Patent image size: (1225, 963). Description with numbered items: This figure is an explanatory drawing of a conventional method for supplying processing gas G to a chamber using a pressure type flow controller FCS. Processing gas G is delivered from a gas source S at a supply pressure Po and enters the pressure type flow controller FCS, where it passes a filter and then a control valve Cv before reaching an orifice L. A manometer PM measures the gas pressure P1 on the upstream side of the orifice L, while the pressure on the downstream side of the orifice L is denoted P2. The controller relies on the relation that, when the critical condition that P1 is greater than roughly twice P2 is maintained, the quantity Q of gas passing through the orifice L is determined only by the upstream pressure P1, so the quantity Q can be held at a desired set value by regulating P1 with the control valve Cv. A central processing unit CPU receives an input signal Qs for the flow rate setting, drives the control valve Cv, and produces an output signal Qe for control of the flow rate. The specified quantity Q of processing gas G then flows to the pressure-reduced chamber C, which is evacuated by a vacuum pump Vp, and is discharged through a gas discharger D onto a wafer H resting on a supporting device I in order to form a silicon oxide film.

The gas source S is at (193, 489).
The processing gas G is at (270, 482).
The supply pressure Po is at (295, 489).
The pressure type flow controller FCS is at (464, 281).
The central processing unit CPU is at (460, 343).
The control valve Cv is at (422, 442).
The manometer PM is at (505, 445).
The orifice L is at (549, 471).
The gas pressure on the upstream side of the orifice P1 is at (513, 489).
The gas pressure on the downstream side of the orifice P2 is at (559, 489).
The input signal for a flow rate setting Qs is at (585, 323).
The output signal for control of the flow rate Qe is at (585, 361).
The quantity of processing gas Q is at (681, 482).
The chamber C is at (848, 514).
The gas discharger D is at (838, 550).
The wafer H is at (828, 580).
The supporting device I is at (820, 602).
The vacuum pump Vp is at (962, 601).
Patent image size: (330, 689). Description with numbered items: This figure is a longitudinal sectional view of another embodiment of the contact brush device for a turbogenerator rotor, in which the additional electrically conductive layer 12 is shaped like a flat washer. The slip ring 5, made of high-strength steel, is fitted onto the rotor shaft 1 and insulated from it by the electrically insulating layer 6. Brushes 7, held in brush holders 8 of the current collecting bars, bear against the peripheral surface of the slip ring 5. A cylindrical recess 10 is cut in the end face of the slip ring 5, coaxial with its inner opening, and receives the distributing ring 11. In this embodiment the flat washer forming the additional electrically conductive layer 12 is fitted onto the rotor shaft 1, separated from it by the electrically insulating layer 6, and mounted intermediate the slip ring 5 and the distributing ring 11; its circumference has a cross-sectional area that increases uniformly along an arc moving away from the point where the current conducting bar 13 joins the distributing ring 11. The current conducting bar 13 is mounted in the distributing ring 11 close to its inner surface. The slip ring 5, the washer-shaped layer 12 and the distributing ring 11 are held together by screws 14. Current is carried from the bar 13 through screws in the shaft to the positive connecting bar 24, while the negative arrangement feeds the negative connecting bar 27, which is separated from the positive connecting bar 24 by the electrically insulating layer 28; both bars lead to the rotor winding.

|---|

Please repeat every line of the listing above word for word.

Patent image size: (1225, 963). Description with numbered items: This figure is an explanatory drawing of a conventional method for supplying processing gas G to a chamber using a pressure type flow controller FCS. Processing gas G is delivered from a gas source S at a supply pressure Po and enters the pressure type flow controller FCS, where it passes a filter and then a control valve Cv before reaching an orifice L. A manometer PM measures the gas pressure P1 on the upstream side of the orifice L, while the pressure on the downstream side of the orifice L is denoted P2. The controller relies on the relation that, when the critical condition that P1 is greater than roughly twice P2 is maintained, the quantity Q of gas passing through the orifice L is determined only by the upstream pressure P1, so the quantity Q can be held at a desired set value by regulating P1 with the control valve Cv. A central processing unit CPU receives an input signal Qs for the flow rate setting, drives the control valve Cv, and produces an output signal Qe for control of the flow rate. The specified quantity Q of processing gas G then flows to the pressure-reduced chamber C, which is evacuated by a vacuum pump Vp, and is discharged through a gas discharger D onto a wafer H resting on a supporting device I in order to form a silicon oxide film.

The gas source S is at (193, 489).
The processing gas G is at (270, 482).
The supply pressure Po is at (295, 489).
The pressure type flow controller FCS is at (464, 281).
The central processing unit CPU is at (460, 343).
The control valve Cv is at (422, 442).
The manometer PM is at (505, 445).
The orifice L is at (549, 471).
The gas pressure on the upstream side of the orifice P1 is at (513, 489).
The gas pressure on the downstream side of the orifice P2 is at (559, 489).
The input signal for a flow rate setting Qs is at (585, 323).
The output signal for control of the flow rate Qe is at (585, 361).
The quantity of processing gas Q is at (681, 482).
The chamber C is at (848, 514).
The gas discharger D is at (838, 550).
The wafer H is at (828, 580).
The supporting device I is at (820, 602).
The vacuum pump Vp is at (962, 601).
Patent image size: (330, 689). Description with numbered items: This figure is a longitudinal sectional view of another embodiment of the contact brush device for a turbogenerator rotor, in which the additional electrically conductive layer 12 is shaped like a flat washer. The slip ring 5, made of high-strength steel, is fitted onto the rotor shaft 1 and insulated from it by the electrically insulating layer 6. Brushes 7, held in brush holders 8 of the current collecting bars, bear against the peripheral surface of the slip ring 5. A cylindrical recess 10 is cut in the end face of the slip ring 5, coaxial with its inner opening, and receives the distributing ring 11. In this embodiment the flat washer forming the additional electrically conductive layer 12 is fitted onto the rotor shaft 1, separated from it by the electrically insulating layer 6, and mounted intermediate the slip ring 5 and the distributing ring 11; its circumference has a cross-sectional area that increases uniformly along an arc moving away from the point where the current conducting bar 13 joins the distributing ring 11. The current conducting bar 13 is mounted in the distributing ring 11 close to its inner surface. The slip ring 5, the washer-shaped layer 12 and the distributing ring 11 are held together by screws 14. Current is carried from the bar 13 through screws in the shaft to the positive connecting bar 24, while the negative arrangement feeds the negative connecting bar 27, which is separated from the positive connecting bar 24 by the electrically insulating layer 28; both bars lead to the rotor winding.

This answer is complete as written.